__Material provided__:

+---+

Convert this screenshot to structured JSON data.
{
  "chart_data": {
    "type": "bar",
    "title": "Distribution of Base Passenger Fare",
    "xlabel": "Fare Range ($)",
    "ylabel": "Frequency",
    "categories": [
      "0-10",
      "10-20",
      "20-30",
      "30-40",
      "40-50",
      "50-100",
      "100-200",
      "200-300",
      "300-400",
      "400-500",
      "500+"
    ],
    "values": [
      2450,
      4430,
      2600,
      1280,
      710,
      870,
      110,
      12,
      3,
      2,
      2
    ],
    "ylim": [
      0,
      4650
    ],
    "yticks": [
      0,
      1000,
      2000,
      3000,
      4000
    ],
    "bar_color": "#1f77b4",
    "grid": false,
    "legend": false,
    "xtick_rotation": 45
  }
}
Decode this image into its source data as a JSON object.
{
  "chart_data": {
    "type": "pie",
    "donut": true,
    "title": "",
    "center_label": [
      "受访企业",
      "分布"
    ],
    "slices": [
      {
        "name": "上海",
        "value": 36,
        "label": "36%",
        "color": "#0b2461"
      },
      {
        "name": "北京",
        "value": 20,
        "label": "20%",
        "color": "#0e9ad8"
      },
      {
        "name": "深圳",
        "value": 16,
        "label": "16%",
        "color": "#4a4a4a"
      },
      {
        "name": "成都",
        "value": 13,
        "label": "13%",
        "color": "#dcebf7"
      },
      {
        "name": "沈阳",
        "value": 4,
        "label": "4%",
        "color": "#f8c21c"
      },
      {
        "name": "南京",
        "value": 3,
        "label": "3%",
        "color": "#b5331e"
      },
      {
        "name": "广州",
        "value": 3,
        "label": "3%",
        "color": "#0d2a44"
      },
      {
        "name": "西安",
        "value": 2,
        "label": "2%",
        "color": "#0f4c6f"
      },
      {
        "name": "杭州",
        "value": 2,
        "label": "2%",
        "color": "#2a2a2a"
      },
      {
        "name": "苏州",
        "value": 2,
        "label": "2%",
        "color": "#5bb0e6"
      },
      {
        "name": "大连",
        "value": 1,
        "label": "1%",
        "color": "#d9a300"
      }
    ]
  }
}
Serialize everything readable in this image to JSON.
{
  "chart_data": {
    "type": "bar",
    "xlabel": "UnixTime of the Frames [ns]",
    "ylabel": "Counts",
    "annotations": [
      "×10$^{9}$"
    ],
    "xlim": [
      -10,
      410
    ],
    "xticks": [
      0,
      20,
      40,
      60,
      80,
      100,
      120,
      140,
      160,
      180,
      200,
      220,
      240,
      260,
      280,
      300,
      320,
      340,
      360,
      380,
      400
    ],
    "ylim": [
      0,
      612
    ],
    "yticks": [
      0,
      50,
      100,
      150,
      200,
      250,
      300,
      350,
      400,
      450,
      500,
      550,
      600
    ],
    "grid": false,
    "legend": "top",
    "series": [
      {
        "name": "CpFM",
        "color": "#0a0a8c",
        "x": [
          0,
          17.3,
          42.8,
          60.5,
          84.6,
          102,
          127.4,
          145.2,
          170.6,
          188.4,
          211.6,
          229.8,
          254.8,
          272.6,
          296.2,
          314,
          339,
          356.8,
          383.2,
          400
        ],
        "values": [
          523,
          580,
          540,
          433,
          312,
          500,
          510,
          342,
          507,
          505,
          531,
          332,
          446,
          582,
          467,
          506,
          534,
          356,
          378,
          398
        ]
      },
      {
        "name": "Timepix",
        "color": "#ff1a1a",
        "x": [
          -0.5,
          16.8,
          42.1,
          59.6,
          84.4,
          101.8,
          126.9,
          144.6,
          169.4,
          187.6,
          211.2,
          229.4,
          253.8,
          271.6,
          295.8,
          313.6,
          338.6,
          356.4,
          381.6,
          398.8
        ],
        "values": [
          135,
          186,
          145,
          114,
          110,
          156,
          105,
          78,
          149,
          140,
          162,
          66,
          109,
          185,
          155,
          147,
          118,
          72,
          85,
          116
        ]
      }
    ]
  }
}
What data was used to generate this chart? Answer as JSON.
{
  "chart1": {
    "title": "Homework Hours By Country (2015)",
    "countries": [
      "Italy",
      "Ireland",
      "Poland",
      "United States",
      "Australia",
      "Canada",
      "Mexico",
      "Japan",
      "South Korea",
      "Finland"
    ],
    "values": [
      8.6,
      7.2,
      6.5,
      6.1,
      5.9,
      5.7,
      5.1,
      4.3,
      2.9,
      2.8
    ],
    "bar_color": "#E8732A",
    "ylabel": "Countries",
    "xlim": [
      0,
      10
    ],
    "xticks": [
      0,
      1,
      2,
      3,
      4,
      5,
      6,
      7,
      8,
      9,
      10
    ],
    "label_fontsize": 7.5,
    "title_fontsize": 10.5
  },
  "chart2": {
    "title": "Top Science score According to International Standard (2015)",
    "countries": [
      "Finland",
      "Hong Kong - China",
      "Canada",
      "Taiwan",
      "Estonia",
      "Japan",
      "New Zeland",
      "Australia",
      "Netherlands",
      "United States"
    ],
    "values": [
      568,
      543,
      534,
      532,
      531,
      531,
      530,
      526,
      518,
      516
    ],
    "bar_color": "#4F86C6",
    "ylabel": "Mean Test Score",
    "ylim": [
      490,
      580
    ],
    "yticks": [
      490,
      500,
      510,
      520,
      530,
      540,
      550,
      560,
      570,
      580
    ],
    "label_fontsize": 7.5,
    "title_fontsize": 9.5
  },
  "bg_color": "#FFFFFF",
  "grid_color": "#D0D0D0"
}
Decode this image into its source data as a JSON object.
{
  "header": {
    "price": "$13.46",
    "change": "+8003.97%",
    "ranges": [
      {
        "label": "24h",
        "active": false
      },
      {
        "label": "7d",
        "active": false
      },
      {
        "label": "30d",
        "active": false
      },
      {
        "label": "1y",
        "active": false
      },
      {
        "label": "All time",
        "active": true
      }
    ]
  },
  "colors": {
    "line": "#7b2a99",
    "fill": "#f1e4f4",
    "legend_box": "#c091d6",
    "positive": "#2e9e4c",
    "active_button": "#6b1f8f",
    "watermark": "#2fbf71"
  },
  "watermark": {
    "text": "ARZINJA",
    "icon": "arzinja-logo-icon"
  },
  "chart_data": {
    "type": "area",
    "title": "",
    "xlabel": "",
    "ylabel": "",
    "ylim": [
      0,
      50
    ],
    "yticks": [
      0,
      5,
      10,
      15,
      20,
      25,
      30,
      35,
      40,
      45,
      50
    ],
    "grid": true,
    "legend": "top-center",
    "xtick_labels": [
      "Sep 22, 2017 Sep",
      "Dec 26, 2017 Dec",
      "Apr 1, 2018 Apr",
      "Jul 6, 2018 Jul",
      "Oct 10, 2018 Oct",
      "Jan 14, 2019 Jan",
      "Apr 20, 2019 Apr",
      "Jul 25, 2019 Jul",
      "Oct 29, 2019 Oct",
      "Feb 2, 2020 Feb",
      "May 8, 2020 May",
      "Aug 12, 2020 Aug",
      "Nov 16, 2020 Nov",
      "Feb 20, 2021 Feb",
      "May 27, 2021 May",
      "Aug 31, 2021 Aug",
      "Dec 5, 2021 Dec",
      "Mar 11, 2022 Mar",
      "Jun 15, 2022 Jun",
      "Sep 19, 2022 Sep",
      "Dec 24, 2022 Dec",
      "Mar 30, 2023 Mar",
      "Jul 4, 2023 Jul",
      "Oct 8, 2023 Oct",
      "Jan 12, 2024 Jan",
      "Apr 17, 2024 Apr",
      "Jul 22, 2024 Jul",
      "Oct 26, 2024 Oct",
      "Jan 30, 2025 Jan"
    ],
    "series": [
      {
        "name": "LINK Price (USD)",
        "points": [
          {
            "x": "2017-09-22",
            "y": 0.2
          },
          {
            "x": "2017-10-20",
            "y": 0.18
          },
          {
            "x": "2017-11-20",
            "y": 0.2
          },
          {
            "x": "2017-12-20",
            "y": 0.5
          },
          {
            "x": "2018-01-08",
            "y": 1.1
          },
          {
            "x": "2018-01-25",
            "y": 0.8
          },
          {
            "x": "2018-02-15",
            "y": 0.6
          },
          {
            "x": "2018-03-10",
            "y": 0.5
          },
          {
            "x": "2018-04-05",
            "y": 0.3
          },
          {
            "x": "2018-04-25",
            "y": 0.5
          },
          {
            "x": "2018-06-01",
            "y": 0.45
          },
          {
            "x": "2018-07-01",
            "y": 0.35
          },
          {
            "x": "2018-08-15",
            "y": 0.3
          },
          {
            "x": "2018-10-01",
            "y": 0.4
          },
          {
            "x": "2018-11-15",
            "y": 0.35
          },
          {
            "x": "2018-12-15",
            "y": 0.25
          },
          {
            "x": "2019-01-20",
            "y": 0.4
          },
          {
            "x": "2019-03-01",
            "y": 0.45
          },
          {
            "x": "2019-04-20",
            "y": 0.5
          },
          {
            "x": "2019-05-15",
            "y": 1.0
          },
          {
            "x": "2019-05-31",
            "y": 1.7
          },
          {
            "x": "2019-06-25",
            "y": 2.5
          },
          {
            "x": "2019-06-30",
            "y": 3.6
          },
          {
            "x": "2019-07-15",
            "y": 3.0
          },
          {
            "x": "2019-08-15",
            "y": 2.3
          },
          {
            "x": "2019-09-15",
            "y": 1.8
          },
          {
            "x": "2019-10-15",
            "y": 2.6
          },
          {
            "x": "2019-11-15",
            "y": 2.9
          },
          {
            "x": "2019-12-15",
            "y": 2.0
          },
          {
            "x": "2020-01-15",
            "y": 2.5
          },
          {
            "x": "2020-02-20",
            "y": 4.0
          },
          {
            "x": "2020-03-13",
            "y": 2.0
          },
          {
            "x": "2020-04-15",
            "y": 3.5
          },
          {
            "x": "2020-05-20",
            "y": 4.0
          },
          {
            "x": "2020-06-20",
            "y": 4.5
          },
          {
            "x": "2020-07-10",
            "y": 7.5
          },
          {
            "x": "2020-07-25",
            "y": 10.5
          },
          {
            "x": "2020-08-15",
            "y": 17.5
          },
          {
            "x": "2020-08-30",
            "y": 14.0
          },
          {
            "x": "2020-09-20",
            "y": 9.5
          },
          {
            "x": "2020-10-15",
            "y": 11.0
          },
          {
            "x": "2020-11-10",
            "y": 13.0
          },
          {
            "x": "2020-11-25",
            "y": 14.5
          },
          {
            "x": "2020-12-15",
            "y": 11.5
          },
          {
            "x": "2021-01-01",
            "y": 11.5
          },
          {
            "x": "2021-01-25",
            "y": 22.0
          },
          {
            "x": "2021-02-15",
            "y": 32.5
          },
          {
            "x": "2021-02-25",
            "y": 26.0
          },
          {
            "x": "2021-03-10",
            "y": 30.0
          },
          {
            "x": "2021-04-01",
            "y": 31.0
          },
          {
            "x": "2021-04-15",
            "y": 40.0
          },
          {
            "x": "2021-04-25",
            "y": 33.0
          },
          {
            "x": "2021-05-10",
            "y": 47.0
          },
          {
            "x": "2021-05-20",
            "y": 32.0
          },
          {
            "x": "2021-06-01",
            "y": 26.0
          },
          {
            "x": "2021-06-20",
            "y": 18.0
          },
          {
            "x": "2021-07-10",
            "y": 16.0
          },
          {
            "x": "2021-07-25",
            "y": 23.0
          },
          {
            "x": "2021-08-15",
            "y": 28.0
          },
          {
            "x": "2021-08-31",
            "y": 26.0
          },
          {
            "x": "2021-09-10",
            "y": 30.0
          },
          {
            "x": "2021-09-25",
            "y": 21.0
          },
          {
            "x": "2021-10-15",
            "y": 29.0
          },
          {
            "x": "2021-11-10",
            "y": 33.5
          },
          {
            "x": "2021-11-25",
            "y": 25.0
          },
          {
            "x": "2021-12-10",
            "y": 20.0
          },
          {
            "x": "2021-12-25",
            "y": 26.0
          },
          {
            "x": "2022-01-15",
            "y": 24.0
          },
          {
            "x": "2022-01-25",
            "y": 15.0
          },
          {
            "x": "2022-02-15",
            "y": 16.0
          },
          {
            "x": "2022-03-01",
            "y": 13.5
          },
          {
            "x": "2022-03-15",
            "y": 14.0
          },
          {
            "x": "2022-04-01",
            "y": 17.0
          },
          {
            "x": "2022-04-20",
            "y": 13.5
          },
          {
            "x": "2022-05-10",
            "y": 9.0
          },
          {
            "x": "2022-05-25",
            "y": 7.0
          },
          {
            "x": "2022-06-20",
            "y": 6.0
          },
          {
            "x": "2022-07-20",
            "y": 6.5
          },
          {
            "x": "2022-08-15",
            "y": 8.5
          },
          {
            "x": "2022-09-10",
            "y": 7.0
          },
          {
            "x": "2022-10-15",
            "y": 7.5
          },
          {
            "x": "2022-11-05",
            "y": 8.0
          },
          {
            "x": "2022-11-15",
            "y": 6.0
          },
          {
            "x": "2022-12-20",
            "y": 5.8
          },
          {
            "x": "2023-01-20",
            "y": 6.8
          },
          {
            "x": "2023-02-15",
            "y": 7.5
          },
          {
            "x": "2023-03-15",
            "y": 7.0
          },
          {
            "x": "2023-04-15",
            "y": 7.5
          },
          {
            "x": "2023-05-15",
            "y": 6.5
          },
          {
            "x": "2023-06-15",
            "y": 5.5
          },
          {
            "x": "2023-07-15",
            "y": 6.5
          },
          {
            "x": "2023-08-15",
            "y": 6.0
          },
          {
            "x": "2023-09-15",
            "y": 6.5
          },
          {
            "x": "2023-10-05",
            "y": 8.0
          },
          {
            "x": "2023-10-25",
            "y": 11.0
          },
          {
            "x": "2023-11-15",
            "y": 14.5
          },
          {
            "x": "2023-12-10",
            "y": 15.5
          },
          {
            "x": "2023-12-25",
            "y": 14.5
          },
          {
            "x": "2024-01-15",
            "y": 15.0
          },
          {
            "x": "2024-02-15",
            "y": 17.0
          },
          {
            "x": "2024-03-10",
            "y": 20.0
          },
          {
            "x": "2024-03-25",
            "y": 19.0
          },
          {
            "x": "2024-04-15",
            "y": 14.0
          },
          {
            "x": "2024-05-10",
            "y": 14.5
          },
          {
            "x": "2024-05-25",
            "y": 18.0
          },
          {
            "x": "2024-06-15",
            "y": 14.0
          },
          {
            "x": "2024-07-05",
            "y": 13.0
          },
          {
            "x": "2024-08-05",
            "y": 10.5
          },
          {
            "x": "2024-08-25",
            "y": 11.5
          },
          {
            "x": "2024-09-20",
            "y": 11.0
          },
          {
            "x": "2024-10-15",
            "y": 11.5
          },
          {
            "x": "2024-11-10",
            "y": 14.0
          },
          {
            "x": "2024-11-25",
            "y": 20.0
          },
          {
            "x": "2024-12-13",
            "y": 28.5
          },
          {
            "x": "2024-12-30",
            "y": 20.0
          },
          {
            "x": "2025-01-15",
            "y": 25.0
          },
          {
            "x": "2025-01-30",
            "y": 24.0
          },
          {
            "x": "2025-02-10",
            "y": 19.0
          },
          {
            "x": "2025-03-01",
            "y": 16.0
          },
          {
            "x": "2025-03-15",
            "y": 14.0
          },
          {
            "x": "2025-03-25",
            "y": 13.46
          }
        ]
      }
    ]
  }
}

+---+

Copy out every line in the listing where the word "this" appears.

Convert this screenshot to structured JSON data.
Decode this image into its source data as a JSON object.
Serialize everything readable in this image to JSON.
What data was used to generate this chart? Answer as JSON.
Decode this image into its source data as a JSON object.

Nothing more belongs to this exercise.